• _Short problem_: Retype each record shown below, leaving every character as it is.

-------- Material for this exercise --------

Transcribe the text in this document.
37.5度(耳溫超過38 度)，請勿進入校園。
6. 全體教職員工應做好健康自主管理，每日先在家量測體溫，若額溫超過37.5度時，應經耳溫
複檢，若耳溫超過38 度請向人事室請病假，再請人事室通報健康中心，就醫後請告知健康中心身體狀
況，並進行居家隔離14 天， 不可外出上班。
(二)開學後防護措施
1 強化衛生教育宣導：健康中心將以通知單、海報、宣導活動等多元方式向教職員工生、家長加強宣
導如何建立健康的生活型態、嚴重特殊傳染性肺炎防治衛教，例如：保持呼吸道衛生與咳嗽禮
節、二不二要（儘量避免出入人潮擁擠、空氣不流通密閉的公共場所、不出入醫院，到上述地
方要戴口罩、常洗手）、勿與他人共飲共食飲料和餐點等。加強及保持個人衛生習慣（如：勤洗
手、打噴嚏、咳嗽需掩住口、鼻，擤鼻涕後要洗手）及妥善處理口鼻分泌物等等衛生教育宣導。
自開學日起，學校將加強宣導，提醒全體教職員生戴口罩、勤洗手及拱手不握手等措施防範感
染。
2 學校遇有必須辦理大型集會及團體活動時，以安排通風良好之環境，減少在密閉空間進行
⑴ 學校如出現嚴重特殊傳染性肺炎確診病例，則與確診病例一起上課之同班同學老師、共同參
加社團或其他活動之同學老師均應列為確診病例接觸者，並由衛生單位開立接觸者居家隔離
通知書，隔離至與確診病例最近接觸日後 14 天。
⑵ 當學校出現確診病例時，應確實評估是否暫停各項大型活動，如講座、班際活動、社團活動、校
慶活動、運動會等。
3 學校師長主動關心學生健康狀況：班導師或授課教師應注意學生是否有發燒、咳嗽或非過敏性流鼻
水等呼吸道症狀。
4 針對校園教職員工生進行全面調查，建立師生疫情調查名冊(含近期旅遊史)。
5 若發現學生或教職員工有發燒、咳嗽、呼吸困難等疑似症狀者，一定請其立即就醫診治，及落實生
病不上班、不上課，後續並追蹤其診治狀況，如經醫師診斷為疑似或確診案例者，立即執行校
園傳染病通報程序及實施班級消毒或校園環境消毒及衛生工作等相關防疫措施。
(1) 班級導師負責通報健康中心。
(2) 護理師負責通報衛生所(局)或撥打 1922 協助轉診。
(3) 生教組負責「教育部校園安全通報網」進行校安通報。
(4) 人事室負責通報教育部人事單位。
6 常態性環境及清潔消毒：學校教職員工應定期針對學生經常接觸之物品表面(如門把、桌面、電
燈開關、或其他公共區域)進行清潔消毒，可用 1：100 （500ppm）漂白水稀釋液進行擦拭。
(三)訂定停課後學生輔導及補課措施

--------

• _Final result_:
Transcribe the text in this document.
37.5度(耳溫超過38 度)，請勿進入校園。
6. 全體教職員工應做好健康自主管理，每日先在家量測體溫，若額溫超過37.5度時，應經耳溫
複檢，若耳溫超過38 度請向人事室請病假，再請人事室通報健康中心，就醫後請告知健康中心身體狀
況，並進行居家隔離14 天， 不可外出上班。
(二)開學後防護措施
1 強化衛生教育宣導：健康中心將以通知單、海報、宣導活動等多元方式向教職員工生、家長加強宣
導如何建立健康的生活型態、嚴重特殊傳染性肺炎防治衛教，例如：保持呼吸道衛生與咳嗽禮
節、二不二要（儘量避免出入人潮擁擠、空氣不流通密閉的公共場所、不出入醫院，到上述地
方要戴口罩、常洗手）、勿與他人共飲共食飲料和餐點等。加強及保持個人衛生習慣（如：勤洗
手、打噴嚏、咳嗽需掩住口、鼻，擤鼻涕後要洗手）及妥善處理口鼻分泌物等等衛生教育宣導。
自開學日起，學校將加強宣導，提醒全體教職員生戴口罩、勤洗手及拱手不握手等措施防範感
染。
2 學校遇有必須辦理大型集會及團體活動時，以安排通風良好之環境，減少在密閉空間進行
⑴ 學校如出現嚴重特殊傳染性肺炎確診病例，則與確診病例一起上課之同班同學老師、共同參
加社團或其他活動之同學老師均應列為確診病例接觸者，並由衛生單位開立接觸者居家隔離
通知書，隔離至與確診病例最近接觸日後 14 天。
⑵ 當學校出現確診病例時，應確實評估是否暫停各項大型活動，如講座、班際活動、社團活動、校
慶活動、運動會等。
3 學校師長主動關心學生健康狀況：班導師或授課教師應注意學生是否有發燒、咳嗽或非過敏性流鼻
水等呼吸道症狀。
4 針對校園教職員工生進行全面調查，建立師生疫情調查名冊(含近期旅遊史)。
5 若發現學生或教職員工有發燒、咳嗽、呼吸困難等疑似症狀者，一定請其立即就醫診治，及落實生
病不上班、不上課，後續並追蹤其診治狀況，如經醫師診斷為疑似或確診案例者，立即執行校
園傳染病通報程序及實施班級消毒或校園環境消毒及衛生工作等相關防疫措施。
(1) 班級導師負責通報健康中心。
(2) 護理師負責通報衛生所(局)或撥打 1922 協助轉診。
(3) 生教組負責「教育部校園安全通報網」進行校安通報。
(4) 人事室負責通報教育部人事單位。
6 常態性環境及清潔消毒：學校教職員工應定期針對學生經常接觸之物品表面(如門把、桌面、電
燈開關、或其他公共區域)進行清潔消毒，可用 1：100 （500ppm）漂白水稀釋液進行擦拭。
(三)訂定停課後學生輔導及補課措施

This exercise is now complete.